:: Quoted passage ::
————
The American Promise, Value Edition, has long been a favorite with students who value the text’s readability, clear chronology, and lively voices of ordinary Americans, all in a portable format. Instructors have long valued the full narrative accompanied by a 2-color map program and the rich instructor resources of the parent text made available at an affordable price. The sixth edition introduces a breakthrough in teaching and learning through the addition of LaunchPad, which combines carefully-curated new assignments and assessments integrated with the full-length parent text e-book—the same narrative in the Value Edition but with full color art and maps and more features for analysis—in its own intuitive course space. The American Promise Value Edition with LaunchPad now provides the best formats for every activity—the print book allows for a seamless reading experience while LaunchPad provides the right space for active learning assignments and dynamic course management tools that measure and analyze student progress. LaunchPad comes with a wealth of primary sources and special critical thinking activities to help students progress toward learning outcomes; LearningCurve, the adaptive learning tool that students love to use to cement their understanding of the text and instructors love to assign to prepare students for class; and a suite of instructor resources from videos to test banks that make teaching simpler and more effective. What's in the LaunchPad

Author Biography

James L. Roark (Ph.D., Stanford University) is Samuel Candler Dobbs Professor of American History at Emory University. In 1993, he received the Emory Williams Distinguished Teaching Award, and in 2001–2002 he was Pitt Professor of American Institutions at Cambridge University. He has written Masters without Slaves: Southern Planters in the Civil War and Reconstruction and coauthored Black Masters: A Free Family of Color in the Old South with Michael P. Johnson.
————
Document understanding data
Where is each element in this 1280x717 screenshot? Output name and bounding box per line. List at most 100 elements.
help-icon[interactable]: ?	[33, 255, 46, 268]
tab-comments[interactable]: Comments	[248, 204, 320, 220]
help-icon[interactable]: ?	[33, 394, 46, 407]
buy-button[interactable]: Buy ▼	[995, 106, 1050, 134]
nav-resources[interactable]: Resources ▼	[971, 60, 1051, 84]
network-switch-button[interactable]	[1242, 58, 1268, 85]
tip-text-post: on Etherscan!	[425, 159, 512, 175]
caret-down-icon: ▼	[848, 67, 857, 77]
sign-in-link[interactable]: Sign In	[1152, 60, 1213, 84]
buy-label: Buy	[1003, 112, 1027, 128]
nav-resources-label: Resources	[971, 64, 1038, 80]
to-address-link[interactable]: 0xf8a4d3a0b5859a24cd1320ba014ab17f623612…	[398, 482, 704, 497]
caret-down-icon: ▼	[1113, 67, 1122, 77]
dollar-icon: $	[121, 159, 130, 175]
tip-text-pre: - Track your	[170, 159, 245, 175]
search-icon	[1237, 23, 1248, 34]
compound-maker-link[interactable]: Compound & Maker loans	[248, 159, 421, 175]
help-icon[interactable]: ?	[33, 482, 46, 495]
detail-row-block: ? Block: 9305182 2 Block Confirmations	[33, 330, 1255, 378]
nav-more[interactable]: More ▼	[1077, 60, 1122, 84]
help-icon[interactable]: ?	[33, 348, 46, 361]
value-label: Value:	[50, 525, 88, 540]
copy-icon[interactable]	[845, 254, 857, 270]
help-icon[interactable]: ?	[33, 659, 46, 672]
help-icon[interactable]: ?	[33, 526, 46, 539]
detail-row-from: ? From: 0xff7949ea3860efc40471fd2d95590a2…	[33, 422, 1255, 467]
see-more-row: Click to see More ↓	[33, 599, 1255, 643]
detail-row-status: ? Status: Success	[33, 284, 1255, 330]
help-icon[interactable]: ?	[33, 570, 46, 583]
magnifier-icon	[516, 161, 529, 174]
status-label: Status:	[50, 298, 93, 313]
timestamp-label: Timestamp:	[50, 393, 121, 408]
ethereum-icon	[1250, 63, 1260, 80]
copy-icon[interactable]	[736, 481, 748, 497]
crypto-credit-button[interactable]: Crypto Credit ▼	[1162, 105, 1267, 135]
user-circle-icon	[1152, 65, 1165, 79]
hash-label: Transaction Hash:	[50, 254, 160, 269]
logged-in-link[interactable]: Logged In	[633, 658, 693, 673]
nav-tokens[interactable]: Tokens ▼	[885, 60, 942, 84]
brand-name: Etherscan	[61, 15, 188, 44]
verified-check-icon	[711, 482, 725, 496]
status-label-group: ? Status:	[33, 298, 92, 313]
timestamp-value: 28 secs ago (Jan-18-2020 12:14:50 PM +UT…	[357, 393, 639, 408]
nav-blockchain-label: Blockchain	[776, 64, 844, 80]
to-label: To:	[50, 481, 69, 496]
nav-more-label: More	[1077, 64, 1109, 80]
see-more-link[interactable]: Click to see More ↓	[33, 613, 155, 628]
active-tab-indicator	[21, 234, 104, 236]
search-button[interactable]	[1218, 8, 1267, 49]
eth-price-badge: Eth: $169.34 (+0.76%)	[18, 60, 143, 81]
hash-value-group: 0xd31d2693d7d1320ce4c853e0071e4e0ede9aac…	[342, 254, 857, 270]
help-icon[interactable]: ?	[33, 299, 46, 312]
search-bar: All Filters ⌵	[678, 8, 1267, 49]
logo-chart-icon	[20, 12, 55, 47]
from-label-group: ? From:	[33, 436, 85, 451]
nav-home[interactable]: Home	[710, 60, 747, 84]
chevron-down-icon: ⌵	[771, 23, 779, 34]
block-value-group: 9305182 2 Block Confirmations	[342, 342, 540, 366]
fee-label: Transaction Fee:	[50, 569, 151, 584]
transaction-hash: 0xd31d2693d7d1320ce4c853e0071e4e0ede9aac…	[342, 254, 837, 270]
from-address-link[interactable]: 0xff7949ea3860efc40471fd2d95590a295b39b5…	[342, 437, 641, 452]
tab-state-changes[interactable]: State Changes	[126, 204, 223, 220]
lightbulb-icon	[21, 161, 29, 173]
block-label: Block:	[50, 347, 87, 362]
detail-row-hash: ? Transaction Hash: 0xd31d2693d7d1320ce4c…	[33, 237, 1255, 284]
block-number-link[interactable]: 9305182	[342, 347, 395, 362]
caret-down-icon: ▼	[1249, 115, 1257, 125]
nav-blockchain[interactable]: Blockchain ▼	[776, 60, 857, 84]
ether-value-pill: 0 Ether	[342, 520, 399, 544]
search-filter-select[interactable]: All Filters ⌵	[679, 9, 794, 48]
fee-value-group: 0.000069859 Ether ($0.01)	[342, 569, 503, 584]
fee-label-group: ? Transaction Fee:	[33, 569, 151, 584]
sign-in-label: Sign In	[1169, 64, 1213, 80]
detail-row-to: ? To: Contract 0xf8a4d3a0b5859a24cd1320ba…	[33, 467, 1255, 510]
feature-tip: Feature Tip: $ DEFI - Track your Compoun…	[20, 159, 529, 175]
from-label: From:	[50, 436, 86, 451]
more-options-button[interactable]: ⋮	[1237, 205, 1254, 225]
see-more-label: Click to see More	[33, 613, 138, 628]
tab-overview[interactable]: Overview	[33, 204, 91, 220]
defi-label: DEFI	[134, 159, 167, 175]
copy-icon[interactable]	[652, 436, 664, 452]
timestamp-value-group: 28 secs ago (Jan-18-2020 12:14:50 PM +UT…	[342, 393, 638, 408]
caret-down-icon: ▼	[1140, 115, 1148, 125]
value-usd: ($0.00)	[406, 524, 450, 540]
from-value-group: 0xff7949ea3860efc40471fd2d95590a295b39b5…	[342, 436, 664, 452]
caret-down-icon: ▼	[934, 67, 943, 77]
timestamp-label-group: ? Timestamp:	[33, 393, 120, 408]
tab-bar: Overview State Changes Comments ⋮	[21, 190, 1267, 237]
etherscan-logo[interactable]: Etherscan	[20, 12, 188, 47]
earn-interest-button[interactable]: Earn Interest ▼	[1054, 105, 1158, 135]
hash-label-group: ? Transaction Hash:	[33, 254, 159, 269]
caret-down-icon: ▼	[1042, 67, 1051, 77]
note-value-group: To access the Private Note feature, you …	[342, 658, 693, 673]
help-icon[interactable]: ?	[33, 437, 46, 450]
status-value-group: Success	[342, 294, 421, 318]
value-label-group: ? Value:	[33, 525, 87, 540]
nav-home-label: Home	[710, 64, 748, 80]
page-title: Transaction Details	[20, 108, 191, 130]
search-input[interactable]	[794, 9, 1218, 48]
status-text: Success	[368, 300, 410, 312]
————
:: What to do ::
1 – Answer these questions using the description of The American Promise.
(a) What is the name of the adaptive learning tool that comes with LaunchPad?
(b) At which university did James L. Roark earn his Ph.D.?
(c) In what year did Roark receive the Emory Williams Distinguished Teaching Award?
2 – From the description of The American Promise, quote the part that opens with the words containing "James L. Roark" and closes with "Michael P. Johnson.".
3 – Write what comes next in the description of The American Promise, starting after its final sentence.

:: Answers for the exercise ::
1 –
(a) LearningCurve
(b) Stanford University
(c) 1993

2 –
James L. Roark (Ph.D., Stanford University) is Samuel Candler Dobbs Professor of American History at Emory University. In 1993, he received the Emory Williams Distinguished Teaching Award, and in 2001–2002 he was Pitt Professor of American Institutions at Cambridge University. He has written Masters without Slaves: Southern Planters in the Civil War and Reconstruction and coauthored Black Masters: A Free Family of Color in the Old South with Michael P. Johnson.

3 –
Michael P. Johnson (Ph.D., Stanford University) is professor of history at Johns Hopkins University. His publications include Toward a Patriarchal Republic: The Secession of Georgia; Abraham Lincoln, Slavery, and the Civil War: Selected Speeches and Writings; and Reading the American Past: Selected Historical Documents, the documents reader for The American Promise. He has also coedited No Chariot Let Down: Charleston’s Free People of Color on the Eve of the Civil War with James L. Roark.

Patricia Cline Cohen (Ph.D., University of California, Berkeley) is professor of history at the University of California, Santa Barbara, where she received the Distinguished Teaching Award in 2005–2006. She has written A Calculating People: The Spread of Numeracy in Early America and The Murder of Helen Jewett: The Life and Death of a Prostitute in Nineteenth-Century New York, and she has coauthored The Flash Press: Sporting Male Weeklies in 1840s New York.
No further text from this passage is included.